Records from a dataset
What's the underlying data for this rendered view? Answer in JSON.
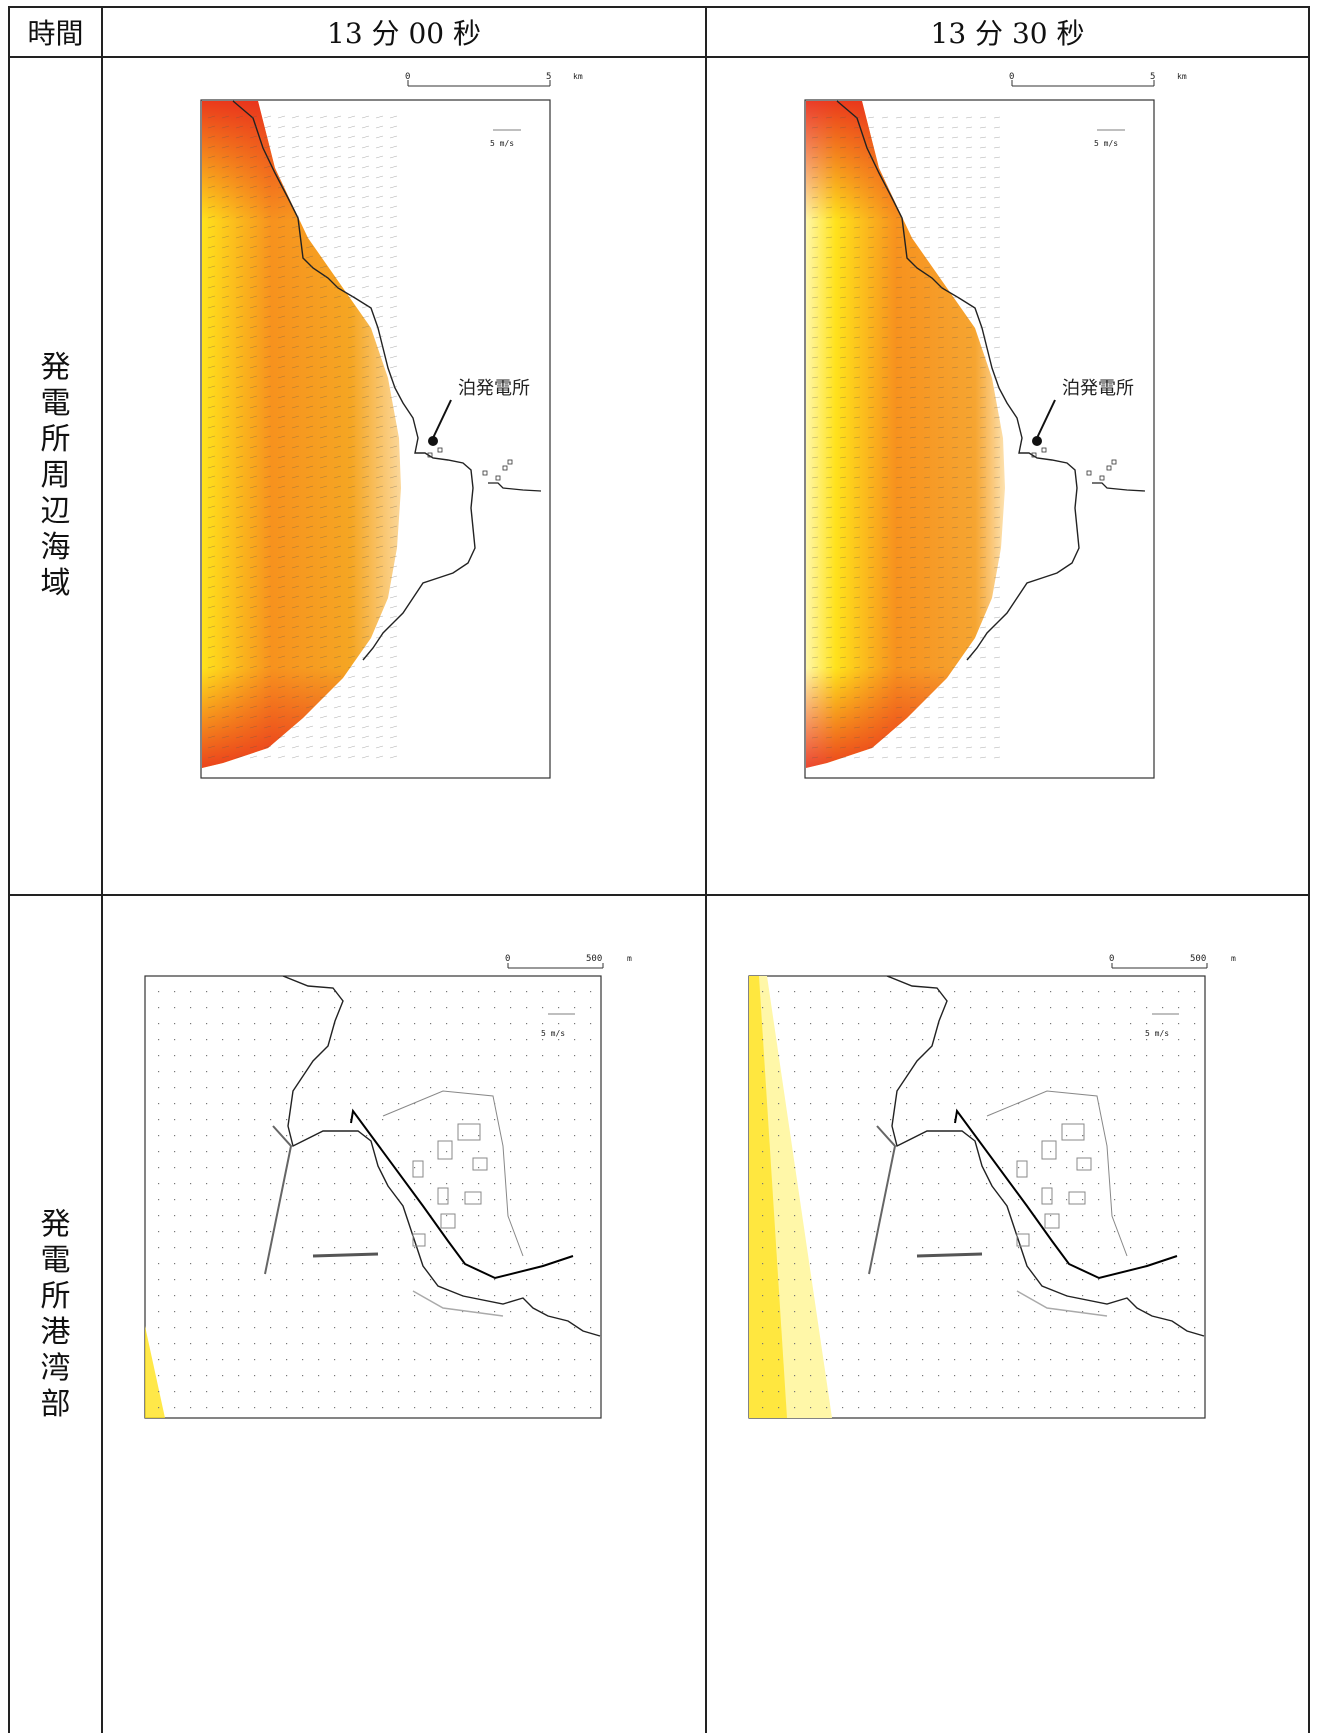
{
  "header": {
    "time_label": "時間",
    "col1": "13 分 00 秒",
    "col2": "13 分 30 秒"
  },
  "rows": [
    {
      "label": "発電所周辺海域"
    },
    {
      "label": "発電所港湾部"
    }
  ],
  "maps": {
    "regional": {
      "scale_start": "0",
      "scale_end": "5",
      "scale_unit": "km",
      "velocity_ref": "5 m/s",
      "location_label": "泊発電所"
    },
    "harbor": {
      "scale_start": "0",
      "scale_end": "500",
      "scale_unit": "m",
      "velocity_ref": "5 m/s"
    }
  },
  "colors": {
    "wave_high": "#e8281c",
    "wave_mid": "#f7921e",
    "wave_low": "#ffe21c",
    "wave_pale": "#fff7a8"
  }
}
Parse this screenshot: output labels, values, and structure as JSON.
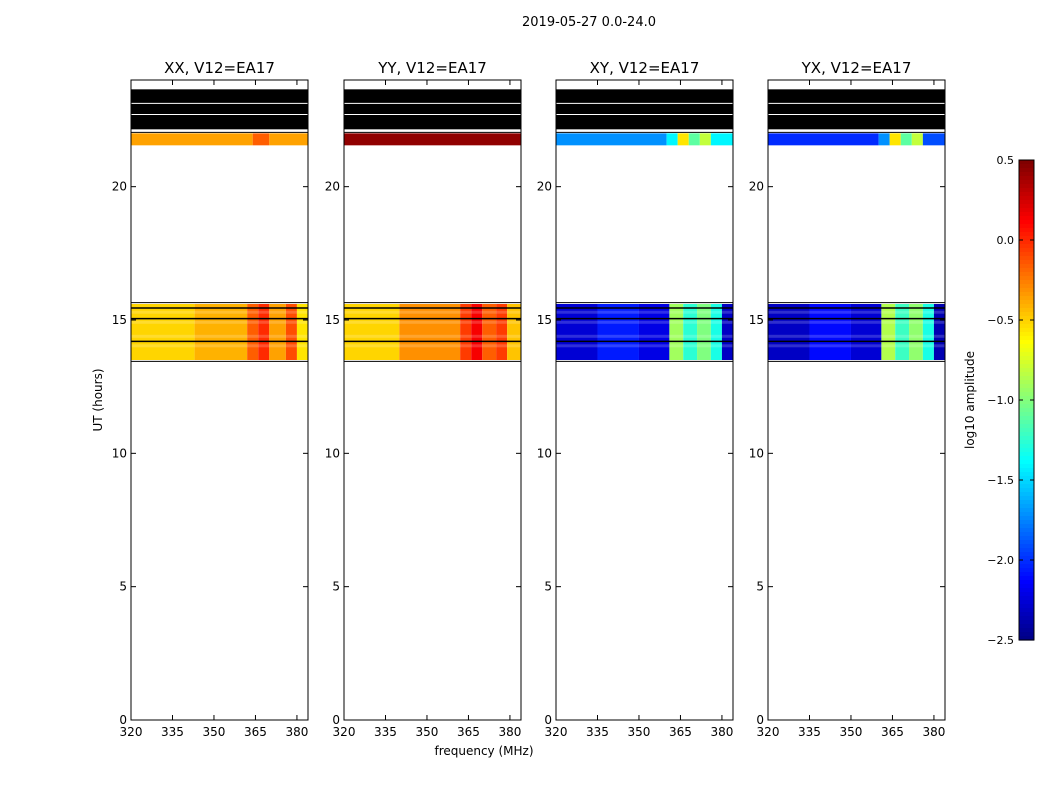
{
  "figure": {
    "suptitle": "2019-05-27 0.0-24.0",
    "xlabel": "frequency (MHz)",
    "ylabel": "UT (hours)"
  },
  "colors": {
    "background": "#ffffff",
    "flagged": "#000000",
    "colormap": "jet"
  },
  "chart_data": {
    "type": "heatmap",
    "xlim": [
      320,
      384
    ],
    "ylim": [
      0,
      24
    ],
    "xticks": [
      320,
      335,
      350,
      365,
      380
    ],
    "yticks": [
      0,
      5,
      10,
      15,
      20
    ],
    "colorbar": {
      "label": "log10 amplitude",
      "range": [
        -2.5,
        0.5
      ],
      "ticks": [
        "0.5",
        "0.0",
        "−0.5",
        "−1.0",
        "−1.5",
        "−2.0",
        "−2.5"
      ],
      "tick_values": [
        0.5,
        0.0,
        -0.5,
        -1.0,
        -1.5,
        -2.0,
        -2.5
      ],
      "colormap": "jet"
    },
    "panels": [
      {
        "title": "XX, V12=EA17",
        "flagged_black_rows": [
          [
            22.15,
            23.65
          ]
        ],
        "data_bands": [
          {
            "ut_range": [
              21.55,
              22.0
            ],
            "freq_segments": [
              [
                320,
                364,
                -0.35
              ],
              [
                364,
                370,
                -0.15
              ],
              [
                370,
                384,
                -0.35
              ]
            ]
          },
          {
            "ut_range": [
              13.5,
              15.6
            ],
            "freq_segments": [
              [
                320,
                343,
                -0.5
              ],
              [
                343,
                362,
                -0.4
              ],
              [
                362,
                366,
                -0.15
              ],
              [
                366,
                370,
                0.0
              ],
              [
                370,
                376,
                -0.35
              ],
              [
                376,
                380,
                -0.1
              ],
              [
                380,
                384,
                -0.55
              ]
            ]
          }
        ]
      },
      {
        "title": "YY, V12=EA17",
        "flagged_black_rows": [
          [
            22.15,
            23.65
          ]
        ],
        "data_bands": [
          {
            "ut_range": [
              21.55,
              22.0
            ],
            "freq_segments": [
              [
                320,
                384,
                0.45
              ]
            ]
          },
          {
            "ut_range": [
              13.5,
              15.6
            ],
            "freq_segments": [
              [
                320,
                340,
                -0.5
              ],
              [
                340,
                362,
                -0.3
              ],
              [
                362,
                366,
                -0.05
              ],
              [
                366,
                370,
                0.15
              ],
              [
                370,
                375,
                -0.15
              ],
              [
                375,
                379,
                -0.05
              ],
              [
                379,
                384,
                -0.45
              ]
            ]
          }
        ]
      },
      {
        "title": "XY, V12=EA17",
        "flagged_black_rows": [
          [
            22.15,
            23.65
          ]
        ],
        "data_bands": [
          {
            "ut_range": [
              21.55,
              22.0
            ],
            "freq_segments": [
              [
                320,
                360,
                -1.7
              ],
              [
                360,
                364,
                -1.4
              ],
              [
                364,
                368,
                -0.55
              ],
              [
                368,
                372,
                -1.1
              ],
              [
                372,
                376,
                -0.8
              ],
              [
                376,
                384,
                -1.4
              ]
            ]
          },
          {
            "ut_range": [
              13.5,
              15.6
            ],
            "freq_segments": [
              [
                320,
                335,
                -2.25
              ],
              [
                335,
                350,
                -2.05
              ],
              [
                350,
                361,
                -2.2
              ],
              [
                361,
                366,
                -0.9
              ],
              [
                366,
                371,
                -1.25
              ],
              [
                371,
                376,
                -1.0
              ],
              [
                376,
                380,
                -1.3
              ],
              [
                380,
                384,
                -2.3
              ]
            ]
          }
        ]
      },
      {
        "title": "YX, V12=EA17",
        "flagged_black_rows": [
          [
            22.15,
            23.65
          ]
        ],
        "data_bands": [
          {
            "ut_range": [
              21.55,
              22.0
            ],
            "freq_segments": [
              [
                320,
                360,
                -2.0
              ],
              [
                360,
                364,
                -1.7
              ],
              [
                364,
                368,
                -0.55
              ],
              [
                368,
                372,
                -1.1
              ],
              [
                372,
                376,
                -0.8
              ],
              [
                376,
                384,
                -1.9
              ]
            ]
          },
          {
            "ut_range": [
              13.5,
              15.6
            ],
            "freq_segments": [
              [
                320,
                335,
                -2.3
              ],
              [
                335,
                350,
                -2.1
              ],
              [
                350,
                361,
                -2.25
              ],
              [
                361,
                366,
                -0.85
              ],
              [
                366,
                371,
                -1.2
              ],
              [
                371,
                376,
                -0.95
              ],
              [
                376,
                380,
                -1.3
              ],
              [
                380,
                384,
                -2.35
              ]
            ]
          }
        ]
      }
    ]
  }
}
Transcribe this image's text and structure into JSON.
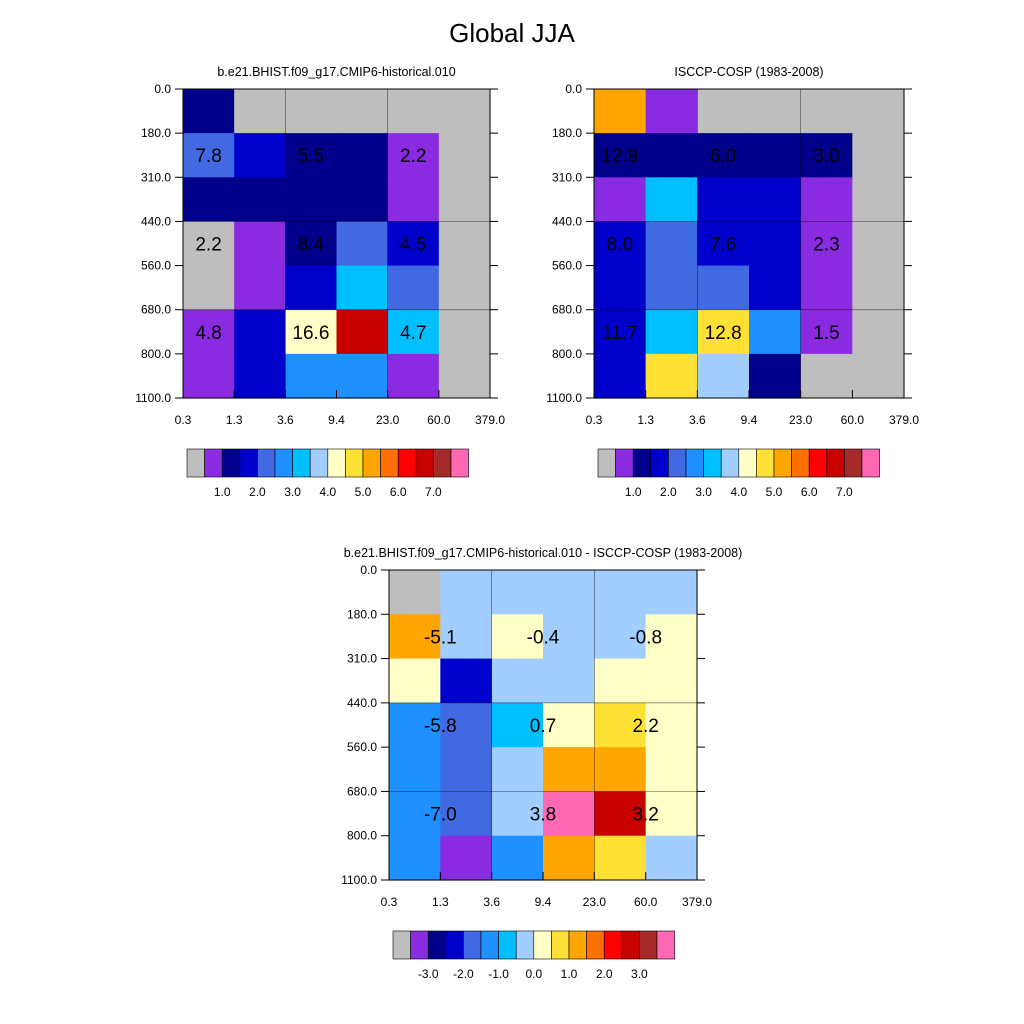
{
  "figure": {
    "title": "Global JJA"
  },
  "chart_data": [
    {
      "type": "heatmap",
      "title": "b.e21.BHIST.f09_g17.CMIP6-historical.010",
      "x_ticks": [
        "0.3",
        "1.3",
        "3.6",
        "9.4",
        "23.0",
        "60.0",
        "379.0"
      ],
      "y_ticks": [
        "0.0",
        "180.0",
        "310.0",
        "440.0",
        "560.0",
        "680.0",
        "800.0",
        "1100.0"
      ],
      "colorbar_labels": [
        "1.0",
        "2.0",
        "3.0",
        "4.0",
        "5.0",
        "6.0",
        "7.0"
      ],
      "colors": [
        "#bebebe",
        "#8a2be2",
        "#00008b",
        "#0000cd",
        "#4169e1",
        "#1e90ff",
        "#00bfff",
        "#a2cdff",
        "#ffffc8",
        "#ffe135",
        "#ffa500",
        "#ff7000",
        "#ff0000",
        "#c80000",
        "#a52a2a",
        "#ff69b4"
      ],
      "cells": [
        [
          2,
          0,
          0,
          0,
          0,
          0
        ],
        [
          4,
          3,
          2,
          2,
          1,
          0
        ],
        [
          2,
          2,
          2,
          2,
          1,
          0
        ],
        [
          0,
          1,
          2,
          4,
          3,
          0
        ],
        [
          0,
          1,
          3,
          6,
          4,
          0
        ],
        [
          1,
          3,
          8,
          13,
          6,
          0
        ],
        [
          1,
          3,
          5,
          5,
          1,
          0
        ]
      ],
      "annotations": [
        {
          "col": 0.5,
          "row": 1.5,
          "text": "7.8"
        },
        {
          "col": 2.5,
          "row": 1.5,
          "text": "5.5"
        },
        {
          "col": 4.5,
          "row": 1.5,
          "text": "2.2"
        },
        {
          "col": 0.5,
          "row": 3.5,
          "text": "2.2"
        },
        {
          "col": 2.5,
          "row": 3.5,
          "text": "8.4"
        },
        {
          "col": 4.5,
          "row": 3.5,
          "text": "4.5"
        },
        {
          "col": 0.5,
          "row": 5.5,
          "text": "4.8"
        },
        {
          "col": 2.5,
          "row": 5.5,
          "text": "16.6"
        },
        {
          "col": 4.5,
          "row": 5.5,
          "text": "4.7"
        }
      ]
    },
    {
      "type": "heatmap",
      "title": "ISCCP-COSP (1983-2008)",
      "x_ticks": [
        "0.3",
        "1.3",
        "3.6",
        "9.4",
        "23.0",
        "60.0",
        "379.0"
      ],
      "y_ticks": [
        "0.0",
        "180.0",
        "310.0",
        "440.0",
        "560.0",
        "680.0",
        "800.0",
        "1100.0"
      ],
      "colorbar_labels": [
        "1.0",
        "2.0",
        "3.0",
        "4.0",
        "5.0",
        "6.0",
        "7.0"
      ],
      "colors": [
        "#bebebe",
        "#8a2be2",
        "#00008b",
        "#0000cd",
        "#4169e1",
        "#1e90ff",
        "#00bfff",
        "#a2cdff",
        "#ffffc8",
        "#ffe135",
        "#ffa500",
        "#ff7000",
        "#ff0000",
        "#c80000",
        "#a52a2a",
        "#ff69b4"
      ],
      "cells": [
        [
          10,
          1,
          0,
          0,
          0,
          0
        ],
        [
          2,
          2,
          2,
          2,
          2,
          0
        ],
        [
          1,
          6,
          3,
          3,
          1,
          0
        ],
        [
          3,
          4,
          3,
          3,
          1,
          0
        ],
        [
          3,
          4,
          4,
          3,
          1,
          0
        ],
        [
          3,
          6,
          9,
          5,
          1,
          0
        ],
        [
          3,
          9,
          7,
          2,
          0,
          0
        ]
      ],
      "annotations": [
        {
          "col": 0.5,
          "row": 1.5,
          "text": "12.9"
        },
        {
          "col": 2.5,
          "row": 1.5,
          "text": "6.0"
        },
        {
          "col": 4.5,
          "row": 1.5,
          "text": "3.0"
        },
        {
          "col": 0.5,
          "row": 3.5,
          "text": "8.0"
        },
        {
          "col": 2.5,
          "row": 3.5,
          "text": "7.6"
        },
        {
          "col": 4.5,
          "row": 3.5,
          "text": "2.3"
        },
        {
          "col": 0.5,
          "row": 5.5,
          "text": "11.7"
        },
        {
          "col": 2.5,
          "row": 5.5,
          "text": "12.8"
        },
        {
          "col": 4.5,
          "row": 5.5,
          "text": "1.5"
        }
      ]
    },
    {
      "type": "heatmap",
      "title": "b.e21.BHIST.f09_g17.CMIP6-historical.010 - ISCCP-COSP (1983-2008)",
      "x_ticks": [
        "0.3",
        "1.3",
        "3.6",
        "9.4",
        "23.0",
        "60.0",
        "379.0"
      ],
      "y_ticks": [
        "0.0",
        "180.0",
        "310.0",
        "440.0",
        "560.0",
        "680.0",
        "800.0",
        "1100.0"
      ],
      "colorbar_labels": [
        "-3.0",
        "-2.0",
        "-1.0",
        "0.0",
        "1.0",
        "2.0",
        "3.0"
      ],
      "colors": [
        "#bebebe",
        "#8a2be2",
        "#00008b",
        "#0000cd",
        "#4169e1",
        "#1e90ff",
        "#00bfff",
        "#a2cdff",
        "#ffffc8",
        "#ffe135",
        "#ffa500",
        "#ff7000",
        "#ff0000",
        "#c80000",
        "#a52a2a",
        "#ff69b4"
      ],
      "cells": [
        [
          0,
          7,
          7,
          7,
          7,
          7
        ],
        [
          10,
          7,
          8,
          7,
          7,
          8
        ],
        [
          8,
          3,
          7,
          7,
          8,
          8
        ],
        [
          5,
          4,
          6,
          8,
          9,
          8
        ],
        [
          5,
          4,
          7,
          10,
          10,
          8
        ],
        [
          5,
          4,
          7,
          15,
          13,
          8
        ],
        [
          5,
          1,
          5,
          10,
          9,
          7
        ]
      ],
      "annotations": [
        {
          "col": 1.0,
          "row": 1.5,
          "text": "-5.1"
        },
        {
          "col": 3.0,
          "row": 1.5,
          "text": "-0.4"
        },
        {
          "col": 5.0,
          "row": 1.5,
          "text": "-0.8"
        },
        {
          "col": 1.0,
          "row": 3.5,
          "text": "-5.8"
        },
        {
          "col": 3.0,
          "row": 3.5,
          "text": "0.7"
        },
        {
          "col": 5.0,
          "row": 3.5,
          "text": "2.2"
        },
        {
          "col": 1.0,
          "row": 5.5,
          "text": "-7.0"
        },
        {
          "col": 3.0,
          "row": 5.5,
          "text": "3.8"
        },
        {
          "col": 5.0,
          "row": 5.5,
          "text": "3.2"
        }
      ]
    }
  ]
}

* **WHAT YOU WILL DO**
Collect every line with the string "BHIST" from the records, and copy each.

* **OUTPUT BELOW**
      "title": "b.e21.BHIST.f09_g17.CMIP6-historical.010",
      "title": "b.e21.BHIST.f09_g17.CMIP6-historical.010 - ISCCP-COSP (1983-2008)",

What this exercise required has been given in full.